Task objective ::
Restate the data below word for word. Skip any images it contains.

>> START Materials provided

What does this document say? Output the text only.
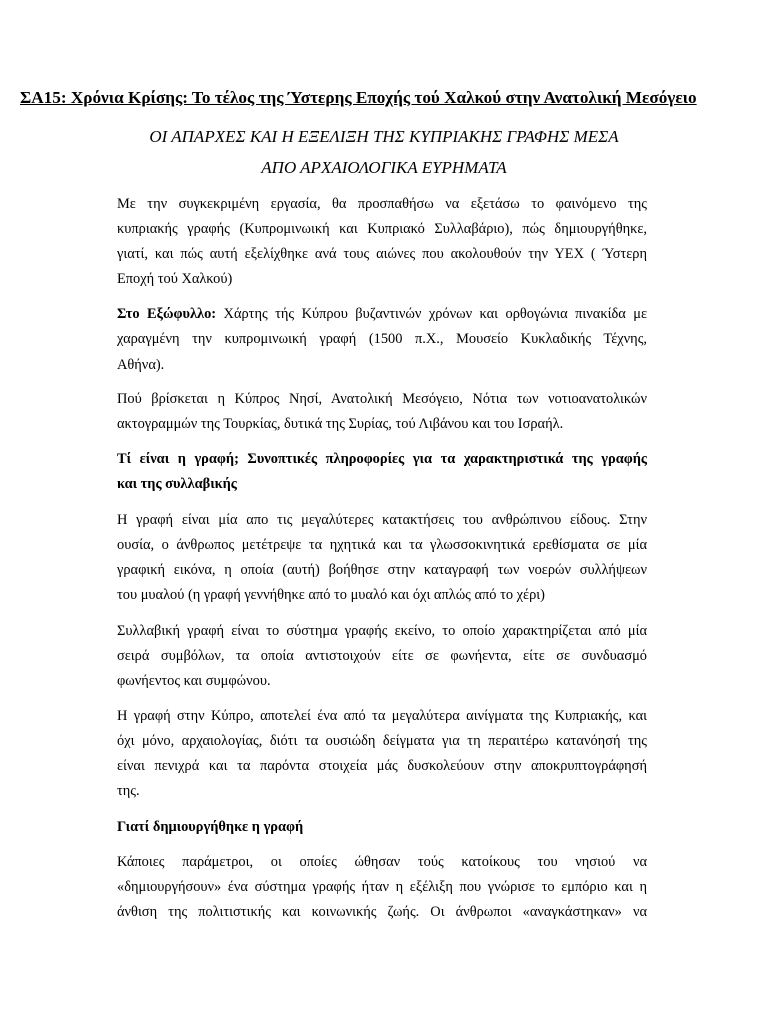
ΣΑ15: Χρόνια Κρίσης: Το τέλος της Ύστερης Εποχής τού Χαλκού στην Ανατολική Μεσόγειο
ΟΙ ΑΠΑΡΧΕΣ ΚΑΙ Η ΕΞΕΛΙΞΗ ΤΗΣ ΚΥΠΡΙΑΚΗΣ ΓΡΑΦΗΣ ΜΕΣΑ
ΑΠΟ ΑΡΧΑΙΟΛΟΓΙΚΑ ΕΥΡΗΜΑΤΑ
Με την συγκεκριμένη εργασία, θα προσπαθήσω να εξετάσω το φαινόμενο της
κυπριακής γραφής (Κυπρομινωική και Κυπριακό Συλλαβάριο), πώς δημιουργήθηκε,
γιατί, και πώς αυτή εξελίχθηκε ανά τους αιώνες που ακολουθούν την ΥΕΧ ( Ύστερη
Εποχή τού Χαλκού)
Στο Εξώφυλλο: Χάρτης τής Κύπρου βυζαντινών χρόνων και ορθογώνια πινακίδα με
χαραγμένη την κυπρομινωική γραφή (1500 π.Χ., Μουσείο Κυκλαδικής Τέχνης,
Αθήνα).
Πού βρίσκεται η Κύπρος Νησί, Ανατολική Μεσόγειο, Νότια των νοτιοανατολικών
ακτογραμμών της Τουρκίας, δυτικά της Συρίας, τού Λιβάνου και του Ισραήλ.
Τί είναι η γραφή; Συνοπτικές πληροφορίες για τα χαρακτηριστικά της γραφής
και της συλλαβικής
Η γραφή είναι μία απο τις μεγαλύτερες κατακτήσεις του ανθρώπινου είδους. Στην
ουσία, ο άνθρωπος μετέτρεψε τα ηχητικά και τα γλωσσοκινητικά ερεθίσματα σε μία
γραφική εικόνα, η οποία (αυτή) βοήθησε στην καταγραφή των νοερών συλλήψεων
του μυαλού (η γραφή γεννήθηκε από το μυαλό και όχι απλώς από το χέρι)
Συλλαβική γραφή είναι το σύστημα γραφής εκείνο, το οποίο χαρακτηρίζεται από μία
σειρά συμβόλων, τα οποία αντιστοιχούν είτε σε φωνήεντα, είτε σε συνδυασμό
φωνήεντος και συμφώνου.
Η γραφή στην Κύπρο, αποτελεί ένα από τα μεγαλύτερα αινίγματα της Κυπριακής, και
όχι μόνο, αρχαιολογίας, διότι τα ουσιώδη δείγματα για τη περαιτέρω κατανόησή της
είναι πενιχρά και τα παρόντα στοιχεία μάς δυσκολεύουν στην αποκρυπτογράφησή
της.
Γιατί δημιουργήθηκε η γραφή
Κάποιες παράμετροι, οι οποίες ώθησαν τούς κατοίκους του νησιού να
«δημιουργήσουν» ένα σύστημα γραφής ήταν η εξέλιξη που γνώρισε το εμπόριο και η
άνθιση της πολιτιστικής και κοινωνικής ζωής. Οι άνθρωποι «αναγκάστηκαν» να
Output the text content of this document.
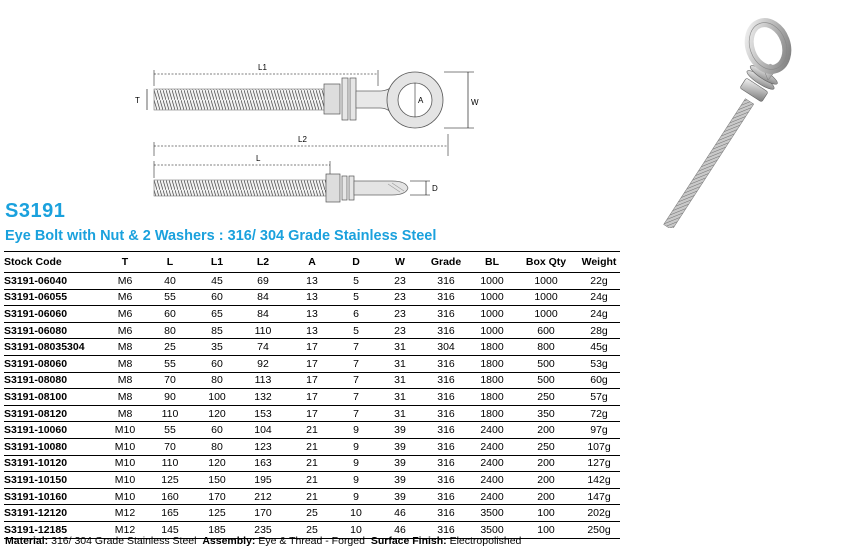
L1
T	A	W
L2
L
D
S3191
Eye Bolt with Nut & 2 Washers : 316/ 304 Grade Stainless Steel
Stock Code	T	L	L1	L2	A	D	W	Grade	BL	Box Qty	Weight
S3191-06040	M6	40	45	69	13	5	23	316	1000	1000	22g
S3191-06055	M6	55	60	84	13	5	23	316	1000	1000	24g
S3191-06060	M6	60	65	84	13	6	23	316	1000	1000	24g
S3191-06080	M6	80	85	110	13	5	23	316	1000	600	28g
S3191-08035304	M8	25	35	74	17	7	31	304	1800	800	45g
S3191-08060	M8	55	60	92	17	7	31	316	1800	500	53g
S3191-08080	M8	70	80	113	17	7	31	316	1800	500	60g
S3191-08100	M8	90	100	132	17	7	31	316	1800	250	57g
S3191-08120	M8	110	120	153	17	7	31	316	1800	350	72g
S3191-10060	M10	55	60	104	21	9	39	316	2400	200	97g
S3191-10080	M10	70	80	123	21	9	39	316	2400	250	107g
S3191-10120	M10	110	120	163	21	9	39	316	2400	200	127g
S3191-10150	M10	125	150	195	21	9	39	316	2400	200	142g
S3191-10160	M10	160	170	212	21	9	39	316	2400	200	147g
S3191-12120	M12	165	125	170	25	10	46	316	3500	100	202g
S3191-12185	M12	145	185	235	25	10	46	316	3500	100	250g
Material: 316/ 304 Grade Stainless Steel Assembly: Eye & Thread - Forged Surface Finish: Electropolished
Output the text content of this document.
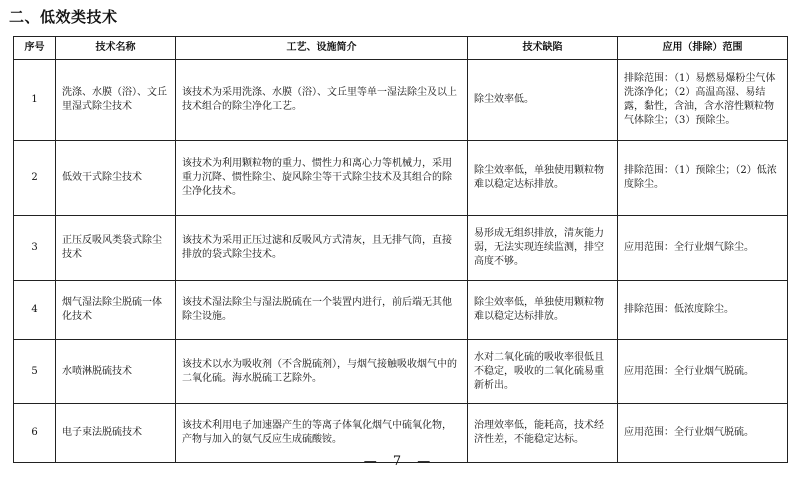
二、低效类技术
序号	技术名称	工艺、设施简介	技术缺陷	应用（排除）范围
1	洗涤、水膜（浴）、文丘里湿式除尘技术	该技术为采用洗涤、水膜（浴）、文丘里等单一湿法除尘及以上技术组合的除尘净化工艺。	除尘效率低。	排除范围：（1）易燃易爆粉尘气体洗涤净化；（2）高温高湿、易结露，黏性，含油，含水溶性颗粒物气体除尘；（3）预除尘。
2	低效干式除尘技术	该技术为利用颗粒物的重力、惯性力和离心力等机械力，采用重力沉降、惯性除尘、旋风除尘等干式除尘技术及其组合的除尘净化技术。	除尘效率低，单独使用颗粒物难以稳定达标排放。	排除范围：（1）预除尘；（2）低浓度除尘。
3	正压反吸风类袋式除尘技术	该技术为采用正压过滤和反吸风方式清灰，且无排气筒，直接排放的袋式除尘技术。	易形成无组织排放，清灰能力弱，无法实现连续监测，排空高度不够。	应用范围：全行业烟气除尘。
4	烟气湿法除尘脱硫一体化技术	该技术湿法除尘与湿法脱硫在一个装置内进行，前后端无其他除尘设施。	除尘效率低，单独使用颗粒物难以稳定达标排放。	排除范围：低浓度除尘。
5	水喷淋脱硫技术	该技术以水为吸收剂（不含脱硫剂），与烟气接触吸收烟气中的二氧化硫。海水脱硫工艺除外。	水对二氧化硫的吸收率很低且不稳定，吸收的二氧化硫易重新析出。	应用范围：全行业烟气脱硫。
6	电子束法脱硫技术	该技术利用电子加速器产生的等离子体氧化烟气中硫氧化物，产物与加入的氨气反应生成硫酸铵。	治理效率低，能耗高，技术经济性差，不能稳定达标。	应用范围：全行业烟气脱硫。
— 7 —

>> END Materials provided

Correct response ::
What does this document say? Output the text only.
ΣΑ15: Χρόνια Κρίσης: Το τέλος της Ύστερης Εποχής τού Χαλκού στην Ανατολική Μεσόγειο
ΟΙ ΑΠΑΡΧΕΣ ΚΑΙ Η ΕΞΕΛΙΞΗ ΤΗΣ ΚΥΠΡΙΑΚΗΣ ΓΡΑΦΗΣ ΜΕΣΑ
ΑΠΟ ΑΡΧΑΙΟΛΟΓΙΚΑ ΕΥΡΗΜΑΤΑ
Με την συγκεκριμένη εργασία, θα προσπαθήσω να εξετάσω το φαινόμενο της
κυπριακής γραφής (Κυπρομινωική και Κυπριακό Συλλαβάριο), πώς δημιουργήθηκε,
γιατί, και πώς αυτή εξελίχθηκε ανά τους αιώνες που ακολουθούν την ΥΕΧ ( Ύστερη
Εποχή τού Χαλκού)
Στο Εξώφυλλο: Χάρτης τής Κύπρου βυζαντινών χρόνων και ορθογώνια πινακίδα με
χαραγμένη την κυπρομινωική γραφή (1500 π.Χ., Μουσείο Κυκλαδικής Τέχνης,
Αθήνα).
Πού βρίσκεται η Κύπρος Νησί, Ανατολική Μεσόγειο, Νότια των νοτιοανατολικών
ακτογραμμών της Τουρκίας, δυτικά της Συρίας, τού Λιβάνου και του Ισραήλ.
Τί είναι η γραφή; Συνοπτικές πληροφορίες για τα χαρακτηριστικά της γραφής
και της συλλαβικής
Η γραφή είναι μία απο τις μεγαλύτερες κατακτήσεις του ανθρώπινου είδους. Στην
ουσία, ο άνθρωπος μετέτρεψε τα ηχητικά και τα γλωσσοκινητικά ερεθίσματα σε μία
γραφική εικόνα, η οποία (αυτή) βοήθησε στην καταγραφή των νοερών συλλήψεων
του μυαλού (η γραφή γεννήθηκε από το μυαλό και όχι απλώς από το χέρι)
Συλλαβική γραφή είναι το σύστημα γραφής εκείνο, το οποίο χαρακτηρίζεται από μία
σειρά συμβόλων, τα οποία αντιστοιχούν είτε σε φωνήεντα, είτε σε συνδυασμό
φωνήεντος και συμφώνου.
Η γραφή στην Κύπρο, αποτελεί ένα από τα μεγαλύτερα αινίγματα της Κυπριακής, και
όχι μόνο, αρχαιολογίας, διότι τα ουσιώδη δείγματα για τη περαιτέρω κατανόησή της
είναι πενιχρά και τα παρόντα στοιχεία μάς δυσκολεύουν στην αποκρυπτογράφησή
της.
Γιατί δημιουργήθηκε η γραφή
Κάποιες παράμετροι, οι οποίες ώθησαν τούς κατοίκους του νησιού να
«δημιουργήσουν» ένα σύστημα γραφής ήταν η εξέλιξη που γνώρισε το εμπόριο και η
άνθιση της πολιτιστικής και κοινωνικής ζωής. Οι άνθρωποι «αναγκάστηκαν» να
Output the text content of this document.
L1
T	A	W
L2
L
D
S3191
Eye Bolt with Nut & 2 Washers : 316/ 304 Grade Stainless Steel
Stock Code	T	L	L1	L2	A	D	W	Grade	BL	Box Qty	Weight
S3191-06040	M6	40	45	69	13	5	23	316	1000	1000	22g
S3191-06055	M6	55	60	84	13	5	23	316	1000	1000	24g
S3191-06060	M6	60	65	84	13	6	23	316	1000	1000	24g
S3191-06080	M6	80	85	110	13	5	23	316	1000	600	28g
S3191-08035304	M8	25	35	74	17	7	31	304	1800	800	45g
S3191-08060	M8	55	60	92	17	7	31	316	1800	500	53g
S3191-08080	M8	70	80	113	17	7	31	316	1800	500	60g
S3191-08100	M8	90	100	132	17	7	31	316	1800	250	57g
S3191-08120	M8	110	120	153	17	7	31	316	1800	350	72g
S3191-10060	M10	55	60	104	21	9	39	316	2400	200	97g
S3191-10080	M10	70	80	123	21	9	39	316	2400	250	107g
S3191-10120	M10	110	120	163	21	9	39	316	2400	200	127g
S3191-10150	M10	125	150	195	21	9	39	316	2400	200	142g
S3191-10160	M10	160	170	212	21	9	39	316	2400	200	147g
S3191-12120	M12	165	125	170	25	10	46	316	3500	100	202g
S3191-12185	M12	145	185	235	25	10	46	316	3500	100	250g
Material: 316/ 304 Grade Stainless Steel Assembly: Eye & Thread - Forged Surface Finish: Electropolished
Output the text content of this document.
二、低效类技术
序号	技术名称	工艺、设施简介	技术缺陷	应用（排除）范围
1	洗涤、水膜（浴）、文丘里湿式除尘技术	该技术为采用洗涤、水膜（浴）、文丘里等单一湿法除尘及以上技术组合的除尘净化工艺。	除尘效率低。	排除范围：（1）易燃易爆粉尘气体洗涤净化；（2）高温高湿、易结露，黏性，含油，含水溶性颗粒物气体除尘；（3）预除尘。
2	低效干式除尘技术	该技术为利用颗粒物的重力、惯性力和离心力等机械力，采用重力沉降、惯性除尘、旋风除尘等干式除尘技术及其组合的除尘净化技术。	除尘效率低，单独使用颗粒物难以稳定达标排放。	排除范围：（1）预除尘；（2）低浓度除尘。
3	正压反吸风类袋式除尘技术	该技术为采用正压过滤和反吸风方式清灰，且无排气筒，直接排放的袋式除尘技术。	易形成无组织排放，清灰能力弱，无法实现连续监测，排空高度不够。	应用范围：全行业烟气除尘。
4	烟气湿法除尘脱硫一体化技术	该技术湿法除尘与湿法脱硫在一个装置内进行，前后端无其他除尘设施。	除尘效率低，单独使用颗粒物难以稳定达标排放。	排除范围：低浓度除尘。
5	水喷淋脱硫技术	该技术以水为吸收剂（不含脱硫剂），与烟气接触吸收烟气中的二氧化硫。海水脱硫工艺除外。	水对二氧化硫的吸收率很低且不稳定，吸收的二氧化硫易重新析出。	应用范围：全行业烟气脱硫。
6	电子束法脱硫技术	该技术利用电子加速器产生的等离子体氧化烟气中硫氧化物，产物与加入的氨气反应生成硫酸铵。	治理效率低，能耗高，技术经济性差，不能稳定达标。	应用范围：全行业烟气脱硫。
— 7 —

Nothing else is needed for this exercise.